Collection entries:
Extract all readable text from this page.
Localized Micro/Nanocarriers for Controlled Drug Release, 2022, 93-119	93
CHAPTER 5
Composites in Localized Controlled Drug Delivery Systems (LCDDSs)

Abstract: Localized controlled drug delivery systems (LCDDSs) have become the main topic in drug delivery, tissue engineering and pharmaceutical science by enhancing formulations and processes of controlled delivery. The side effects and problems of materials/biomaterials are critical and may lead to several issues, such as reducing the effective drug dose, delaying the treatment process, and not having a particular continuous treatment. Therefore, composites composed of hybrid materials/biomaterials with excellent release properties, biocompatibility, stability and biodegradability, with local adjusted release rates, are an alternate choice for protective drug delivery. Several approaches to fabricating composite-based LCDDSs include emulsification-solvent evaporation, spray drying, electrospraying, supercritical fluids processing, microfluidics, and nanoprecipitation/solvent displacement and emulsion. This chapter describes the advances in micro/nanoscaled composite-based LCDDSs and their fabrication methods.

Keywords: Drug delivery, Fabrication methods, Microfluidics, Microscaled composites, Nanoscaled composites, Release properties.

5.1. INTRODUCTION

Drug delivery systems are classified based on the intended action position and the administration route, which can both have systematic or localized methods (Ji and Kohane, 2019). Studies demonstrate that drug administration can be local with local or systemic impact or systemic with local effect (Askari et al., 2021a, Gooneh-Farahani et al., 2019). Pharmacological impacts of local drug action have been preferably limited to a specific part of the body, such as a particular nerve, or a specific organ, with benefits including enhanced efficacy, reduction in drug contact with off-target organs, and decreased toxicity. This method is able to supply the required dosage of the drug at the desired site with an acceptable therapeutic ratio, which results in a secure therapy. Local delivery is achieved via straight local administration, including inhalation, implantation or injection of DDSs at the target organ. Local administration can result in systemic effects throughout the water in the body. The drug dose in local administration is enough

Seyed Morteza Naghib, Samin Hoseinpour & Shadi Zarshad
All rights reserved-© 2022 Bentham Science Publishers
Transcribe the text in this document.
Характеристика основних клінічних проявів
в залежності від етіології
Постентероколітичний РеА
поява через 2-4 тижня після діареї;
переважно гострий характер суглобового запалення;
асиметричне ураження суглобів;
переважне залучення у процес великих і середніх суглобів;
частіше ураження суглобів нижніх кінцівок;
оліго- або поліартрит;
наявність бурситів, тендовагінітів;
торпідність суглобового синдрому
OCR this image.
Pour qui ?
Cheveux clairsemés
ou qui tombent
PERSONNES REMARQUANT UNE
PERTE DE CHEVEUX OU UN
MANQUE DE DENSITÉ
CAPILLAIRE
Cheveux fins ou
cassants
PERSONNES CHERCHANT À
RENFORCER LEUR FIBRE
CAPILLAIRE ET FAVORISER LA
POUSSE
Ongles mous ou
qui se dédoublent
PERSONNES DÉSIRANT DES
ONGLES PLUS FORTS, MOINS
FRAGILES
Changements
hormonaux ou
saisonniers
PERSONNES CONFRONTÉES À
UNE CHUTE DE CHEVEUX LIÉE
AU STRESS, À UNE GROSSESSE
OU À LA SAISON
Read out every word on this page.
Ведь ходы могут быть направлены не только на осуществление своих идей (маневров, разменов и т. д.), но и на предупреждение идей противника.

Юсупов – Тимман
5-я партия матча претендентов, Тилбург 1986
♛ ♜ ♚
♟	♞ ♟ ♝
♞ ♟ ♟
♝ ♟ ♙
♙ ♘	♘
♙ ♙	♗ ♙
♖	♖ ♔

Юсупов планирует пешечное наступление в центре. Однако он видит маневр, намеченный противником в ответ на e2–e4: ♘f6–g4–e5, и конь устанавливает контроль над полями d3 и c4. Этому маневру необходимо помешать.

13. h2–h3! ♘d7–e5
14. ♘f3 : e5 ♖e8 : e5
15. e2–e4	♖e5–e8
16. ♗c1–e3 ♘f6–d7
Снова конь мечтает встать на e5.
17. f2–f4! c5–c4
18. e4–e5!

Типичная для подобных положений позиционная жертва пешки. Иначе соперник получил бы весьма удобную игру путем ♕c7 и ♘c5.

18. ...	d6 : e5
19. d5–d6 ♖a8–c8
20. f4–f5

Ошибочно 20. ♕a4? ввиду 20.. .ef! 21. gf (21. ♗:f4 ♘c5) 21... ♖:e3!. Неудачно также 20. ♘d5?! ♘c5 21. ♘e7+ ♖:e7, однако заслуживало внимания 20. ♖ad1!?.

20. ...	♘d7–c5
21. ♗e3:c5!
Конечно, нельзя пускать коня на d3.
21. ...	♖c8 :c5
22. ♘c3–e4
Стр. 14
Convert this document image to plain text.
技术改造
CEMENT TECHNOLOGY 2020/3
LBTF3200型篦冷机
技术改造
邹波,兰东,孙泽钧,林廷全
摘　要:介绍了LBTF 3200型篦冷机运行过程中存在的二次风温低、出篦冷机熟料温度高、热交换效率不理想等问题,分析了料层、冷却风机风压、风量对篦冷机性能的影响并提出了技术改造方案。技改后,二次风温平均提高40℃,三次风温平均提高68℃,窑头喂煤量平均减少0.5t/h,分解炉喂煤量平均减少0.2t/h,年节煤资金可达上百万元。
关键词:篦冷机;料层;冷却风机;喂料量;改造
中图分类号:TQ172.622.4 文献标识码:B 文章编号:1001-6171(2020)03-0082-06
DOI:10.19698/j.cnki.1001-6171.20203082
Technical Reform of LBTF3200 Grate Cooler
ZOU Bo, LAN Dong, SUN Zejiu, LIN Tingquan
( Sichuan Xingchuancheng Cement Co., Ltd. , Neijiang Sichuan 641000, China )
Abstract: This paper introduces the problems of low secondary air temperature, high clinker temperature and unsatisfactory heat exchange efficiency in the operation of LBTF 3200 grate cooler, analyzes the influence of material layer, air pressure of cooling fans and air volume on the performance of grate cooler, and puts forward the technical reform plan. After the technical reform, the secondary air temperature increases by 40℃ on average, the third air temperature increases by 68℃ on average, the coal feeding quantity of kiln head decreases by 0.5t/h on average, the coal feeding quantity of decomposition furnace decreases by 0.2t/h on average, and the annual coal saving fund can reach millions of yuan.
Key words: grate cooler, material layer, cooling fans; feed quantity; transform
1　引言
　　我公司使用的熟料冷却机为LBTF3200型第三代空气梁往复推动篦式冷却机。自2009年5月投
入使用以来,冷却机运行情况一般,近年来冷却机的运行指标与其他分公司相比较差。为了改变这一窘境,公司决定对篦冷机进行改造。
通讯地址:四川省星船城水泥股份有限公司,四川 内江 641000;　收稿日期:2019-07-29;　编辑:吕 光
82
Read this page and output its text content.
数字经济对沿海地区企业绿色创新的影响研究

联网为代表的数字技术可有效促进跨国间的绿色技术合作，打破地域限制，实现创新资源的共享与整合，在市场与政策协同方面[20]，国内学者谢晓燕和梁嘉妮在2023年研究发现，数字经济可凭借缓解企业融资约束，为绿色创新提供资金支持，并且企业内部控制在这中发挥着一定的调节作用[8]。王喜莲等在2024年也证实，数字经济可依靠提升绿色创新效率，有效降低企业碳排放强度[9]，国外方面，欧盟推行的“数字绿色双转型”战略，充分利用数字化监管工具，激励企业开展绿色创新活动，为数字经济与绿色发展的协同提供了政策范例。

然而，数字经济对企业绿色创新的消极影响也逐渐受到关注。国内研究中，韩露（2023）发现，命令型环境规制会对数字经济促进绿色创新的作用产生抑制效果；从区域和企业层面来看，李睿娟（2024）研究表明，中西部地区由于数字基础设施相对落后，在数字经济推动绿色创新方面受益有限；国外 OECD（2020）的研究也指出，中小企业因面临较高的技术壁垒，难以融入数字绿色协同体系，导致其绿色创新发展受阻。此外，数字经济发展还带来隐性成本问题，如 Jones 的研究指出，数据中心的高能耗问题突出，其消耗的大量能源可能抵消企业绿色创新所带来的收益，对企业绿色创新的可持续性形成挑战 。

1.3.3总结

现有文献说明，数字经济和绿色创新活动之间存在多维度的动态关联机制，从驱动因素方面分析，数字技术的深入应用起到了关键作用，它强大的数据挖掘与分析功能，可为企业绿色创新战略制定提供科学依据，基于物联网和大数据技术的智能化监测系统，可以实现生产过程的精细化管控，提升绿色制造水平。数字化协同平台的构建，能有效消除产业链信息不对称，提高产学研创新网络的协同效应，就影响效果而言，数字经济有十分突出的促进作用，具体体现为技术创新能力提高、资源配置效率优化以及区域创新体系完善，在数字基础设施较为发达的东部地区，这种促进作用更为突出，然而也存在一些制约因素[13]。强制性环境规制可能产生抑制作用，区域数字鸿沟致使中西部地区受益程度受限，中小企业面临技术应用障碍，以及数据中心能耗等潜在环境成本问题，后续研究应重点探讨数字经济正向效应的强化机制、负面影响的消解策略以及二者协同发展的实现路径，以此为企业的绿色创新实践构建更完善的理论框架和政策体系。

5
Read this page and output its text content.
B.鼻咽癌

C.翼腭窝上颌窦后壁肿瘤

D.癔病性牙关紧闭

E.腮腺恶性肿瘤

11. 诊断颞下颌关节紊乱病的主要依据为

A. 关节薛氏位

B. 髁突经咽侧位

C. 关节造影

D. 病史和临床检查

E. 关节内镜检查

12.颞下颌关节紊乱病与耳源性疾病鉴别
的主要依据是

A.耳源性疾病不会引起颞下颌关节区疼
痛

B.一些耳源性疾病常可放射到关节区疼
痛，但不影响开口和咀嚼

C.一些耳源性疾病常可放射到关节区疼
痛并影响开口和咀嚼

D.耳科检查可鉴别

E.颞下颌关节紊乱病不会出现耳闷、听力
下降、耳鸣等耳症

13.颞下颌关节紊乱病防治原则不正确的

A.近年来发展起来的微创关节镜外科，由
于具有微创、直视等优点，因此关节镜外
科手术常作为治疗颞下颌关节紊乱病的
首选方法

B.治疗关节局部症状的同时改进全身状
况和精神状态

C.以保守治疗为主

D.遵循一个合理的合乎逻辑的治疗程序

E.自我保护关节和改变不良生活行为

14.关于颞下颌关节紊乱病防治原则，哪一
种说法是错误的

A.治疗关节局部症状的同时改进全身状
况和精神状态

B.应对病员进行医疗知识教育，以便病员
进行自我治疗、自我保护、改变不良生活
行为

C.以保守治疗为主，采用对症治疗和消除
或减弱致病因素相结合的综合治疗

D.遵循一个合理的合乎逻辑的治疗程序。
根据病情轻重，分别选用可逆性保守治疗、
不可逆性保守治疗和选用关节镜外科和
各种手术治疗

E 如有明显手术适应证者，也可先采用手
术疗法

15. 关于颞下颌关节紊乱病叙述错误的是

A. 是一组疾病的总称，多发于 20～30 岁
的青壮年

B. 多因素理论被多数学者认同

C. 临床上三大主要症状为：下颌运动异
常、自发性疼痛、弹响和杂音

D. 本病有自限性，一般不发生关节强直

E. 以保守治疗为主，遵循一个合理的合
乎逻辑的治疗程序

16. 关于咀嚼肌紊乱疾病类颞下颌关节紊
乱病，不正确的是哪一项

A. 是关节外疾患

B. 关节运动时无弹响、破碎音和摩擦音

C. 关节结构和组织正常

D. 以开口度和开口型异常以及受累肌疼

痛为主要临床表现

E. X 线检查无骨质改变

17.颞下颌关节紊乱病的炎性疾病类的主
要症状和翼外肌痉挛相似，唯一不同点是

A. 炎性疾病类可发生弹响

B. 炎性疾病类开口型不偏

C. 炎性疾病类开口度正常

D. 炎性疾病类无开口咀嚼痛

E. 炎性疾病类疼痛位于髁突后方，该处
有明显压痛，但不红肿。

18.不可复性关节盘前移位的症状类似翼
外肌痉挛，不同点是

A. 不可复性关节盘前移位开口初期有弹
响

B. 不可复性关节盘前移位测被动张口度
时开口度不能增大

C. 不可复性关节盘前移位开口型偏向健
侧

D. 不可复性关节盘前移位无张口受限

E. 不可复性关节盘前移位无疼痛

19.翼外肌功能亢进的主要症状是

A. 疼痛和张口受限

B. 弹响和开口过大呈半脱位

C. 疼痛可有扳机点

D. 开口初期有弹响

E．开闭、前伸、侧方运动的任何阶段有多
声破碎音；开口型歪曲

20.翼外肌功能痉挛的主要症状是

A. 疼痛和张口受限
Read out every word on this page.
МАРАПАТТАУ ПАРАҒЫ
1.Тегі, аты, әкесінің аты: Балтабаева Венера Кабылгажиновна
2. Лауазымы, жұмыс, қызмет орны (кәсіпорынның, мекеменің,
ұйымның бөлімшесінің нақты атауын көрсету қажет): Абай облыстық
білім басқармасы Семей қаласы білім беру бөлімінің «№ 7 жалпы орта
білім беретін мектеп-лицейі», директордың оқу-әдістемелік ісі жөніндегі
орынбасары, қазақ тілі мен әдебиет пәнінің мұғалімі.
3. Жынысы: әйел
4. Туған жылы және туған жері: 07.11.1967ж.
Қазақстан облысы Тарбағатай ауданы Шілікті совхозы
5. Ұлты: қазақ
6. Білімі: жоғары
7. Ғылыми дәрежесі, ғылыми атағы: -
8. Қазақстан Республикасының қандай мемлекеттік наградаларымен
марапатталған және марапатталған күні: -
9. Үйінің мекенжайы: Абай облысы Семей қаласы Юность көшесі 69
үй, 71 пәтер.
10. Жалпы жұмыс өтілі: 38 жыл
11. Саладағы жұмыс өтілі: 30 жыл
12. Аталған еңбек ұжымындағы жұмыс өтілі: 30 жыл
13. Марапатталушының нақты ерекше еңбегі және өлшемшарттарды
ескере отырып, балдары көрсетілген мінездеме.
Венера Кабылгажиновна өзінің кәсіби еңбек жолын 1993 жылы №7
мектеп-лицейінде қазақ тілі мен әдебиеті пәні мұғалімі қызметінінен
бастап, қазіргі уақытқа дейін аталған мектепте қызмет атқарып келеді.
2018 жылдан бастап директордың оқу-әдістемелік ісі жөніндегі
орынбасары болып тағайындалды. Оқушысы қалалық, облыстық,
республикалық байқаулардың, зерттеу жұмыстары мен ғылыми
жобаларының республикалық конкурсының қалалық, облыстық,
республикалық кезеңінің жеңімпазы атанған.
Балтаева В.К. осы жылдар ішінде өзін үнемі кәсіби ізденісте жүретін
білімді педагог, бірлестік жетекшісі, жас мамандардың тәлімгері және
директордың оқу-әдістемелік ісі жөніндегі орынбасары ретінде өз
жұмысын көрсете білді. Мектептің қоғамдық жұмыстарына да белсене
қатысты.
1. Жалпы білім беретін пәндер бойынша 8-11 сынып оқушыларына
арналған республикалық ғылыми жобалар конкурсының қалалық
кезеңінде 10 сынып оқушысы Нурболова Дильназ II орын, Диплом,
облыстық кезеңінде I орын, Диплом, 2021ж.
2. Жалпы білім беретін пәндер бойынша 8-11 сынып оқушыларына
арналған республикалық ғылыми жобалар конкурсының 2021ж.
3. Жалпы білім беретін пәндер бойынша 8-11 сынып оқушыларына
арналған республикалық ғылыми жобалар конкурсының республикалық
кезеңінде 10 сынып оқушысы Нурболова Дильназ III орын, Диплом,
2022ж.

Exercise task
Which lines hold the string "document"? List them all.

Task answer
Transcribe the text in this document.
Convert this document image to plain text.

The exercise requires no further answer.